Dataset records
═══
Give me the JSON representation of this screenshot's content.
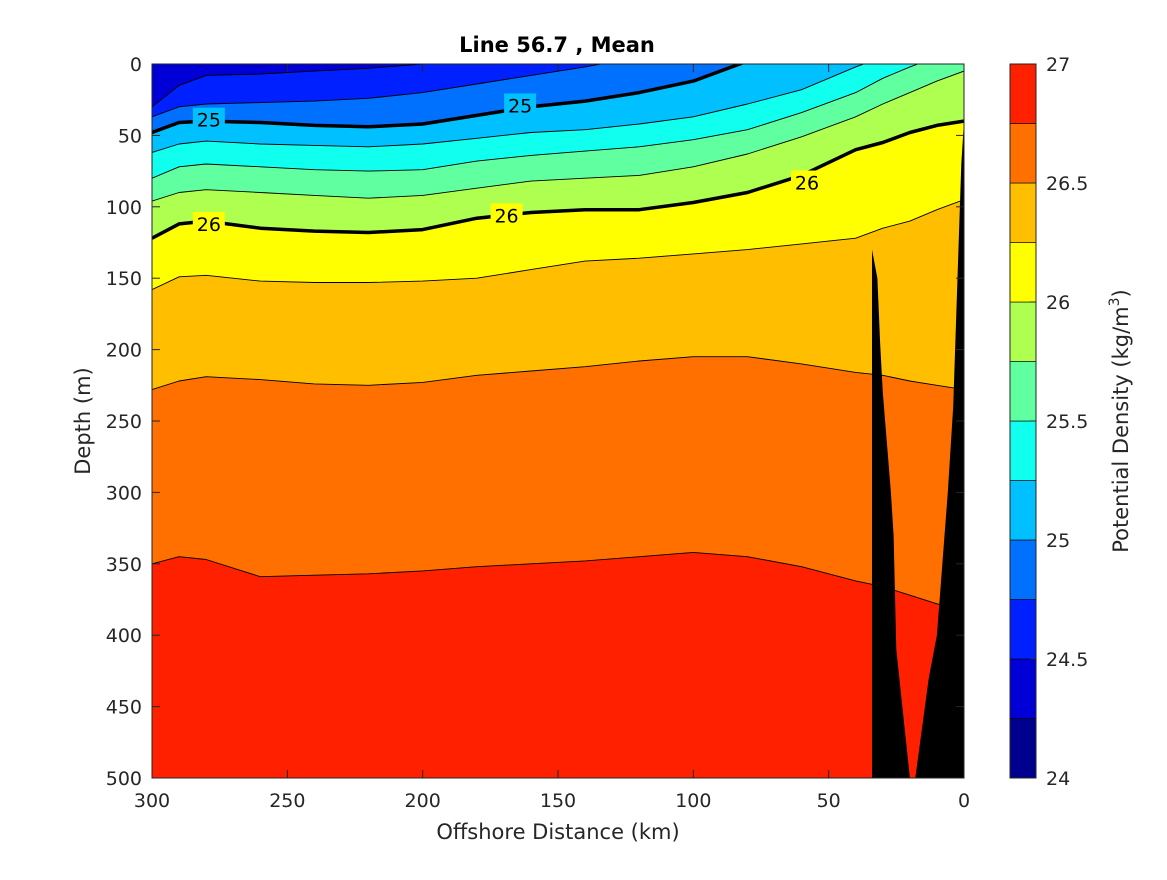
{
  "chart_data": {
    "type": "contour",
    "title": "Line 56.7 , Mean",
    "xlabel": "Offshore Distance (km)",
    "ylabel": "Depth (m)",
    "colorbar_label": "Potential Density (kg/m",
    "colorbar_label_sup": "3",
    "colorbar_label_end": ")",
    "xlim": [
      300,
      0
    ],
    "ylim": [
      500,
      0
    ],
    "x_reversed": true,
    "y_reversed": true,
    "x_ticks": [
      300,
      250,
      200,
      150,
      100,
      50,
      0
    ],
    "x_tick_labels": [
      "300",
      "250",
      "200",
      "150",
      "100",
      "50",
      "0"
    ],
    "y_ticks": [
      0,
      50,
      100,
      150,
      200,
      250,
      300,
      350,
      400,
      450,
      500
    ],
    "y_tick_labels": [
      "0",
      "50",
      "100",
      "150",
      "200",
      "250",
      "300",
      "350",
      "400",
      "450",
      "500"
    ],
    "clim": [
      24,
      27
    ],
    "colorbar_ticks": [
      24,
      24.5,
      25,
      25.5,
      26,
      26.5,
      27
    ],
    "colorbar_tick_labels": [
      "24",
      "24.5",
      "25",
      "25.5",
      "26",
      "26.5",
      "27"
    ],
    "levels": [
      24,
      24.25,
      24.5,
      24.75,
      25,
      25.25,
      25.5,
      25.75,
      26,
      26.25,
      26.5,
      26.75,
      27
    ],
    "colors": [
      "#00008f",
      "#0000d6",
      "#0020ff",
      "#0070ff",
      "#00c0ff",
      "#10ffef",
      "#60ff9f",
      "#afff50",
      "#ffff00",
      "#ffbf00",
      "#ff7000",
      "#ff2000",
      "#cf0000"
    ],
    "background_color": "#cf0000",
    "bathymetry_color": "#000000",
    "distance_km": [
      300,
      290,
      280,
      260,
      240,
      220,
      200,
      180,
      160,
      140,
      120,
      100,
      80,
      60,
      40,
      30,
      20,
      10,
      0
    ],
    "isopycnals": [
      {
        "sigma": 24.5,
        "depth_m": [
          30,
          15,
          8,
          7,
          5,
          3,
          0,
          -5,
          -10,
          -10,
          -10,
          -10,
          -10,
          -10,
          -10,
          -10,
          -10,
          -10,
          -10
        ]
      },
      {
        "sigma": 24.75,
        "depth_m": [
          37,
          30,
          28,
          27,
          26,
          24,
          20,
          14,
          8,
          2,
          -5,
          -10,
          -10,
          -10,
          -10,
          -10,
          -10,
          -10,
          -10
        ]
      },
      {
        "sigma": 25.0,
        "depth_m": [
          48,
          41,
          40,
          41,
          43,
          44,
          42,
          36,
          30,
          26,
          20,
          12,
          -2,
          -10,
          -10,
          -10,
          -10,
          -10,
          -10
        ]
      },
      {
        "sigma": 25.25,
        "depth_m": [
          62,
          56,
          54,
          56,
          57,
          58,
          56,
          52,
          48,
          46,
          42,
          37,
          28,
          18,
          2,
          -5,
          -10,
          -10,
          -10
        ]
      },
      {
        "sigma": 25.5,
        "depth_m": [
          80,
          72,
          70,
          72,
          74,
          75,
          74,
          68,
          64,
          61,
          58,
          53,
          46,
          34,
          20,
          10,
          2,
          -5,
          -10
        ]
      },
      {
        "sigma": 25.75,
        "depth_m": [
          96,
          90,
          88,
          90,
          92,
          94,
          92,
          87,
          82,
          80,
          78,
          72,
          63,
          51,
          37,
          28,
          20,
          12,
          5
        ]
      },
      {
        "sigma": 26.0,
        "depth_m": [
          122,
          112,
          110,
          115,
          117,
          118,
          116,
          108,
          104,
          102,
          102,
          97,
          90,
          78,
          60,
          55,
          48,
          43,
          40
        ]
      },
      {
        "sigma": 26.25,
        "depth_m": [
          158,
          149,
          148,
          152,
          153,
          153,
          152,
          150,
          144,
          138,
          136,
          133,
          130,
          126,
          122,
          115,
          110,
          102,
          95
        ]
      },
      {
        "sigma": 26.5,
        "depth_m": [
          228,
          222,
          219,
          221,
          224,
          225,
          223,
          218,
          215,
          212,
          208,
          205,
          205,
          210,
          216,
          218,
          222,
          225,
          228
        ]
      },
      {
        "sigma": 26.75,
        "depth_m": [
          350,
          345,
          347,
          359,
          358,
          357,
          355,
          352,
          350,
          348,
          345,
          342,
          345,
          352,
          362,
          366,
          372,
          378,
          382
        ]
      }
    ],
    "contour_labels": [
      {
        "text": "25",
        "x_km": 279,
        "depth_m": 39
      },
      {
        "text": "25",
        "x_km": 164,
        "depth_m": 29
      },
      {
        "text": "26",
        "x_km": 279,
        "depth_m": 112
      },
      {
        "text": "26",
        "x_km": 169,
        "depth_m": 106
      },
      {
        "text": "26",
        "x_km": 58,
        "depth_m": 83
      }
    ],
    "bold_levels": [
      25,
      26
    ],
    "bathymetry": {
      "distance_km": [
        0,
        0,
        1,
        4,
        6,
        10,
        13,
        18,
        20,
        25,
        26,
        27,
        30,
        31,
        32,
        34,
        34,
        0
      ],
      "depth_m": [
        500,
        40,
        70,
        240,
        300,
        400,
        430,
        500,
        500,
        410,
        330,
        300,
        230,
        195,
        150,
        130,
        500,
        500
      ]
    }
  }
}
═══
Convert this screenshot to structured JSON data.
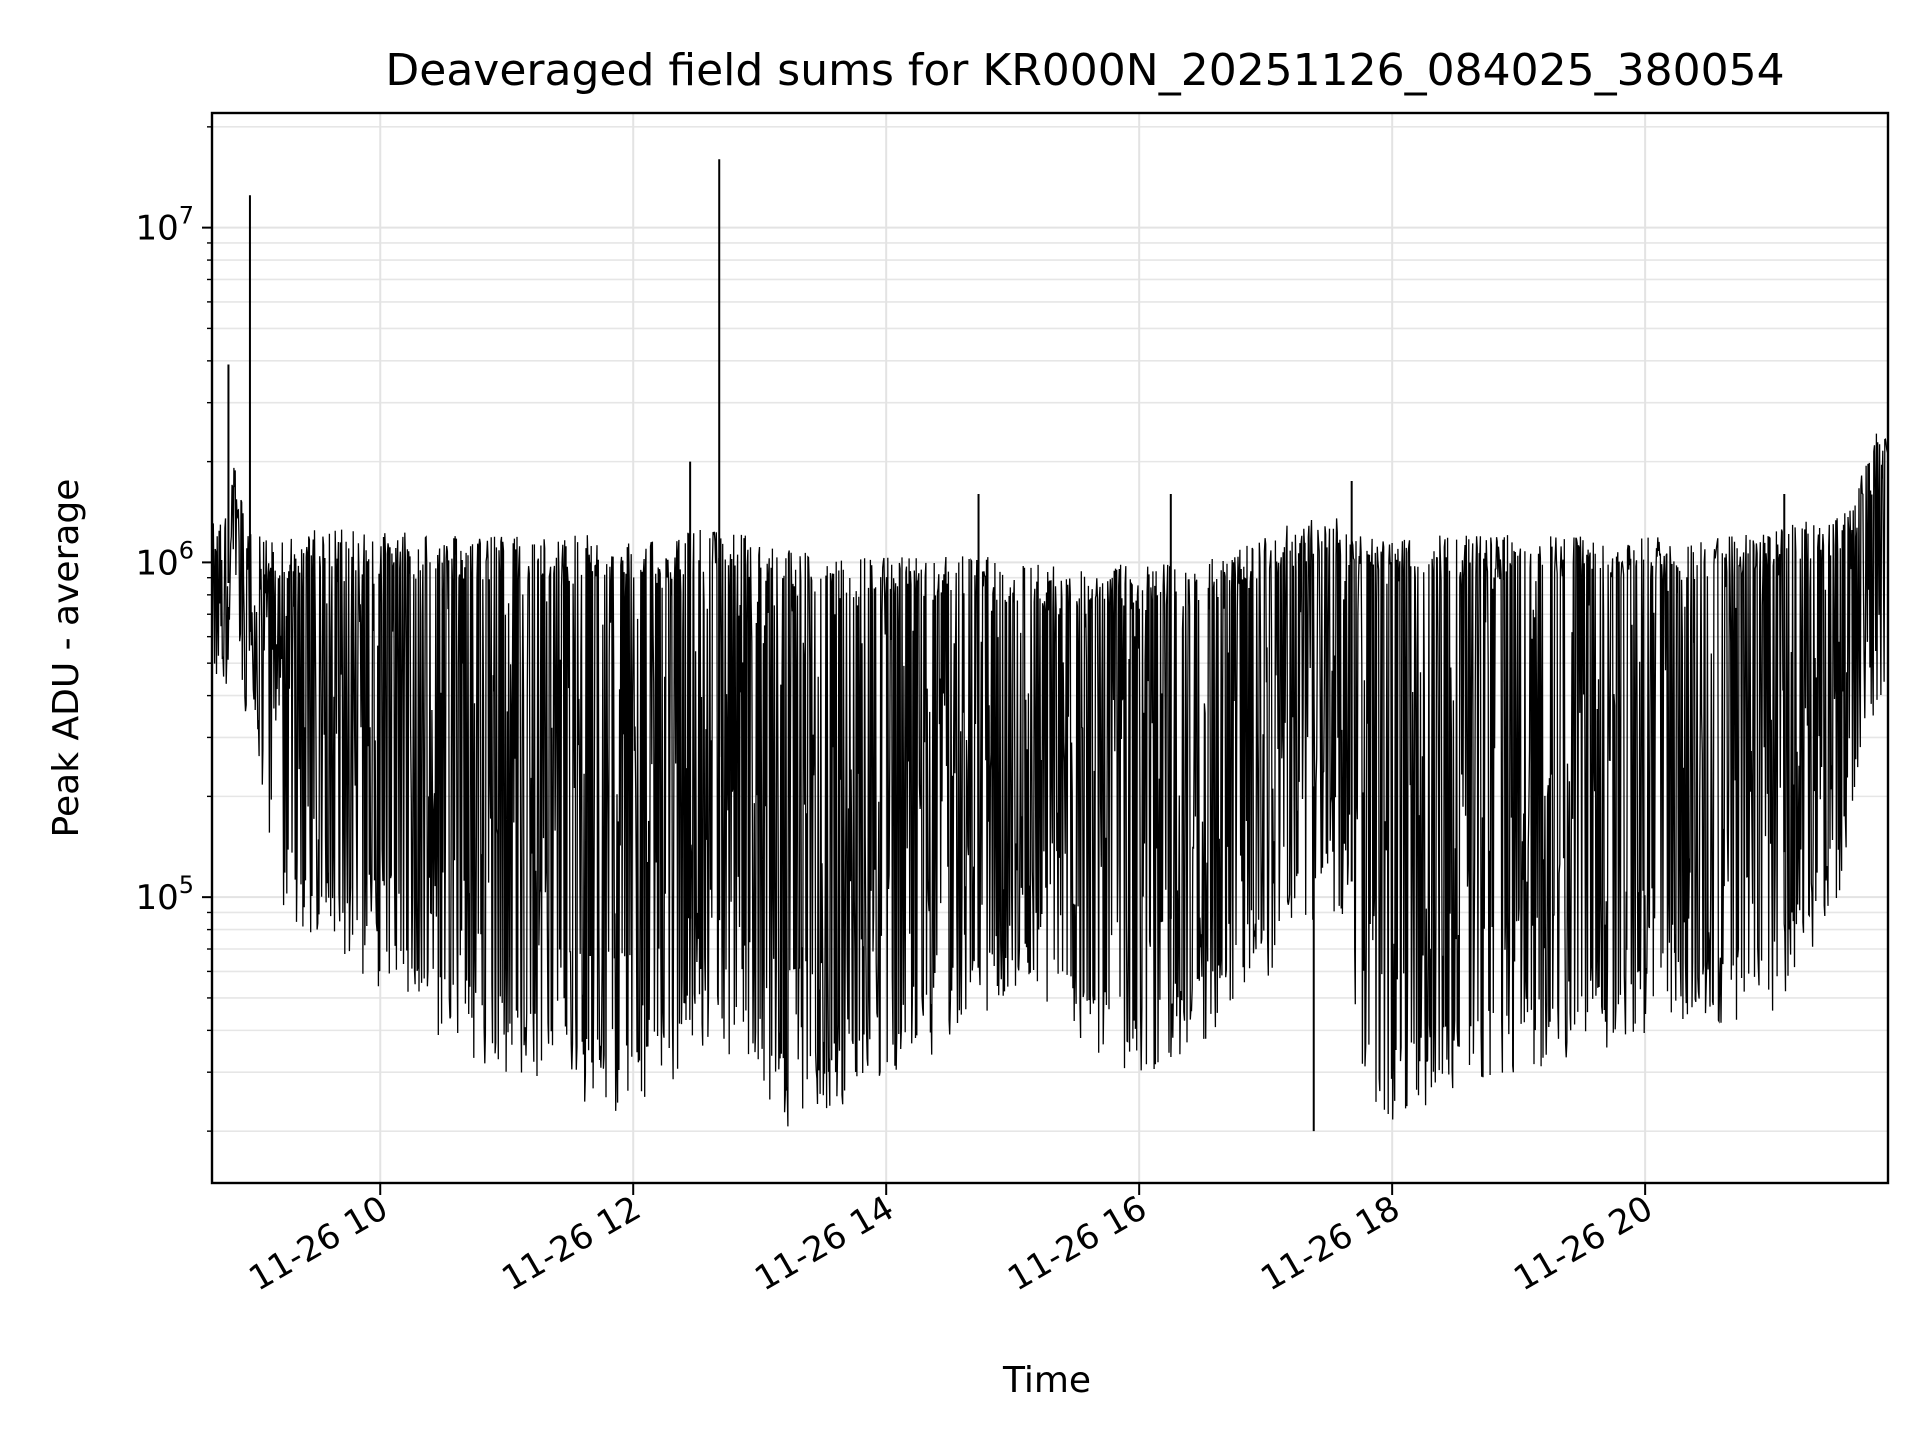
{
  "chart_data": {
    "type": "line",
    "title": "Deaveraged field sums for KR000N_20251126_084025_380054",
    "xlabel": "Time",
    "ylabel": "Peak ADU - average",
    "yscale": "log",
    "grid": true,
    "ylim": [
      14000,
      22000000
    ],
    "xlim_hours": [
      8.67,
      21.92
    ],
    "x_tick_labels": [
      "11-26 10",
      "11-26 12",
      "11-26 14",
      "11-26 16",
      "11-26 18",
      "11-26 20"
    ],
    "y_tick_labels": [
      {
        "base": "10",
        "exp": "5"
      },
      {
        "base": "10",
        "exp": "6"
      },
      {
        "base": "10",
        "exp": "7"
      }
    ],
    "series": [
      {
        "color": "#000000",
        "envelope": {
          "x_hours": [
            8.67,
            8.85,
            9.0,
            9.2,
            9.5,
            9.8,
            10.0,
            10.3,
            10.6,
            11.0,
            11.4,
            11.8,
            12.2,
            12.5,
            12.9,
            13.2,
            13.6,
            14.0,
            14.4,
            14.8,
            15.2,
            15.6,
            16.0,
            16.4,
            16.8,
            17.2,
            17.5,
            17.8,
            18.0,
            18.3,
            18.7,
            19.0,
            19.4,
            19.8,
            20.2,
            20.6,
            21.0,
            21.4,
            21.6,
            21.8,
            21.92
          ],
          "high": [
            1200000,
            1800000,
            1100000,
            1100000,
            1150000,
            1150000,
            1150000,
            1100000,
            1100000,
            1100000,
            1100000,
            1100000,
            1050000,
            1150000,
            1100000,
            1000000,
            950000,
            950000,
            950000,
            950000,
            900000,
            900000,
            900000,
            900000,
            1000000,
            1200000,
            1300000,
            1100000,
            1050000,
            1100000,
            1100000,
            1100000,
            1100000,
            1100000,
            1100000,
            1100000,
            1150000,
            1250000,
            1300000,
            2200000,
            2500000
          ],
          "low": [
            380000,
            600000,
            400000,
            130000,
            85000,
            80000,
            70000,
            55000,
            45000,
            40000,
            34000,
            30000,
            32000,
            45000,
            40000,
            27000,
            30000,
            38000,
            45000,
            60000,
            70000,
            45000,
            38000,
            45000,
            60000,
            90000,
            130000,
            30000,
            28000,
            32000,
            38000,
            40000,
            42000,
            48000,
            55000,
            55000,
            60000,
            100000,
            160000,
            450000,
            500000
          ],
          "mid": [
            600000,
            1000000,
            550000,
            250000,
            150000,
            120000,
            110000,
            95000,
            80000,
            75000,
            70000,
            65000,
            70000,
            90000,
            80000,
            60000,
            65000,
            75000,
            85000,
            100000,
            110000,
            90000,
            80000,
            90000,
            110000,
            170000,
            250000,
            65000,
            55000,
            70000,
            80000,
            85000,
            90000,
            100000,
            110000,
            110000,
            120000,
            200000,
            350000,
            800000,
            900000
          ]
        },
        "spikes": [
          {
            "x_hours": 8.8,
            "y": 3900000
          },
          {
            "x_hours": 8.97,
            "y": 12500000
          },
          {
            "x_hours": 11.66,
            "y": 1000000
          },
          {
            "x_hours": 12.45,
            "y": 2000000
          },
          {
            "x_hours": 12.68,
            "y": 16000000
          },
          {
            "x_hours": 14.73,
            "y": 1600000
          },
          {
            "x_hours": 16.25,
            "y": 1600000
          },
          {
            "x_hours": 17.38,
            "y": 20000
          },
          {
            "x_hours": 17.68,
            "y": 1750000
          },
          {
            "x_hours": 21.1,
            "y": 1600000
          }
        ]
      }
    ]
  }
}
═══
### Written task
Identify the lines of the data that contain the word "screenshot". Copy each of them.

### Complete answer
Give me the JSON representation of this screenshot's content.
Convert this screenshot to structured JSON data.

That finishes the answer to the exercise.